#### WHAT YOU HAVE TO DO:
Every line from the one with "Convert this document image to plain text." through the end of the entries below should be written out exactly; the pictures should not.

--- DATA EXTRACT ---

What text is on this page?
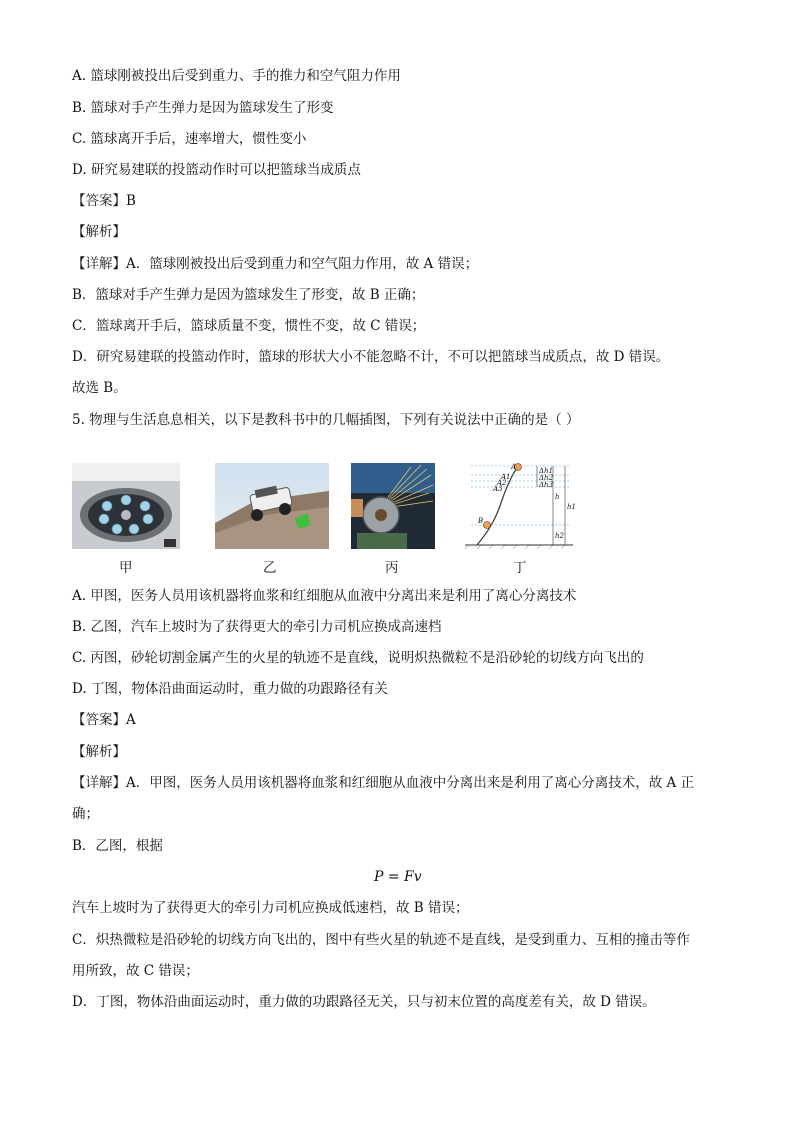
A. 篮球刚被投出后受到重力、手的推力和空气阻力作用
B. 篮球对手产生弹力是因为篮球发生了形变
C. 篮球离开手后，速率增大，惯性变小
D. 研究易建联的投篮动作时可以把篮球当成质点
【答案】B
【解析】
【详解】A．篮球刚被投出后受到重力和空气阻力作用，故 A 错误；
B．篮球对手产生弹力是因为篮球发生了形变，故 B 正确；
C．篮球离开手后，篮球质量不变，惯性不变，故 C 错误；
D．研究易建联的投篮动作时，篮球的形状大小不能忽略不计，不可以把篮球当成质点，故 D 错误。
故选 B。
5. 物理与生活息息相关，以下是教科书中的几幅插图，下列有关说法中正确的是（ ）
A
A1
A2
A3
B
Δh1
Δh2
Δh3
h
h1
h2
甲	乙	丙	丁
A. 甲图，医务人员用该机器将血浆和红细胞从血液中分离出来是利用了离心分离技术
B. 乙图，汽车上坡时为了获得更大的牵引力司机应换成高速档
C. 丙图，砂轮切割金属产生的火星的轨迹不是直线，说明炽热微粒不是沿砂轮的切线方向飞出的
D. 丁图，物体沿曲面运动时，重力做的功跟路径有关
【答案】A
【解析】
【详解】A．甲图，医务人员用该机器将血浆和红细胞从血液中分离出来是利用了离心分离技术，故 A 正
确；
B．乙图，根据
P = Fv
汽车上坡时为了获得更大的牵引力司机应换成低速档，故 B 错误；
C．炽热微粒是沿砂轮的切线方向飞出的，图中有些火星的轨迹不是直线，是受到重力、互相的撞击等作
用所致，故 C 错误；
D．丁图，物体沿曲面运动时，重力做的功跟路径无关，只与初末位置的高度差有关，故 D 错误。
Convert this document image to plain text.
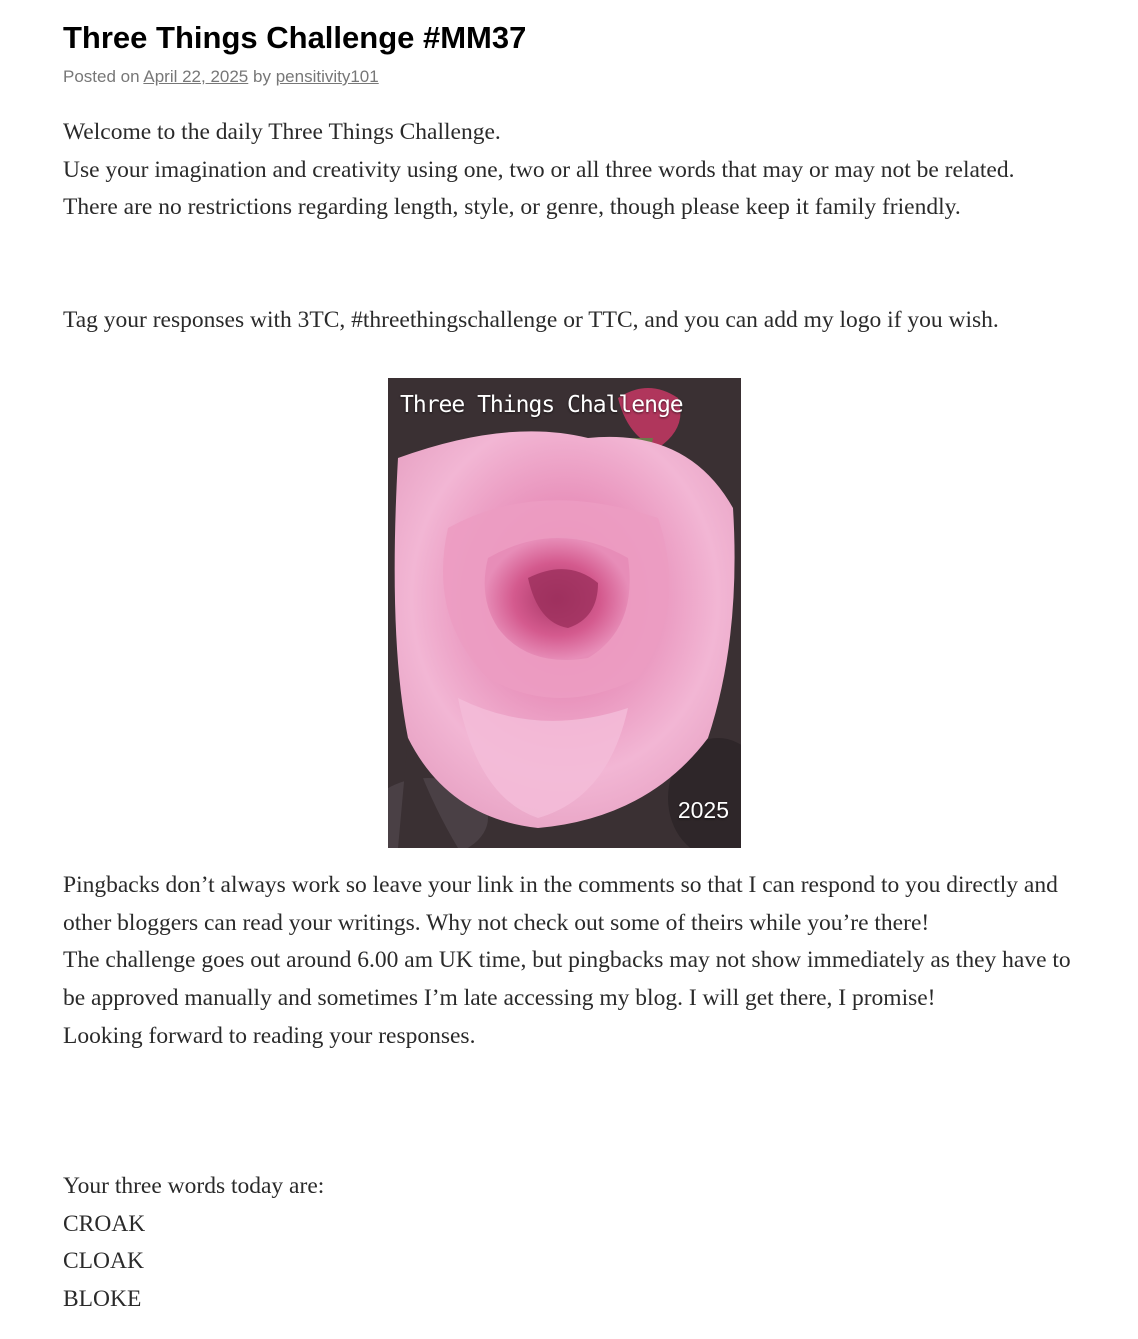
Three Things Challenge #MM37
Posted on April 22, 2025 by pensitivity101

Welcome to the daily Three Things Challenge.
Use your imagination and creativity using one, two or all three words that may or may not be related. There are no restrictions regarding length, style, or genre, though please keep it family friendly.

Tag your responses with 3TC, #threethingschallenge or TTC, and you can add my logo if you wish.

Three Things Challenge
2025

Pingbacks don’t always work so leave your link in the comments so that I can respond to you directly and other bloggers can read your writings. Why not check out some of theirs while you’re there!
The challenge goes out around 6.00 am UK time, but pingbacks may not show immediately as they have to be approved manually and sometimes I’m late accessing my blog. I will get there, I promise!
Looking forward to reading your responses.

Your three words today are:
CROAK
CLOAK
BLOKE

---

#### TASK SOLUTION:
Convert this document image to plain text.
Three Things Challenge #MM37
Posted on April 22, 2025 by pensitivity101

Welcome to the daily Three Things Challenge.
Use your imagination and creativity using one, two or all three words that may or may not be related. There are no restrictions regarding length, style, or genre, though please keep it family friendly.

Tag your responses with 3TC, #threethingschallenge or TTC, and you can add my logo if you wish.

Three Things Challenge
2025

Pingbacks don’t always work so leave your link in the comments so that I can respond to you directly and other bloggers can read your writings. Why not check out some of theirs while you’re there!
The challenge goes out around 6.00 am UK time, but pingbacks may not show immediately as they have to be approved manually and sometimes I’m late accessing my blog. I will get there, I promise!
Looking forward to reading your responses.

Your three words today are:
CROAK
CLOAK
BLOKE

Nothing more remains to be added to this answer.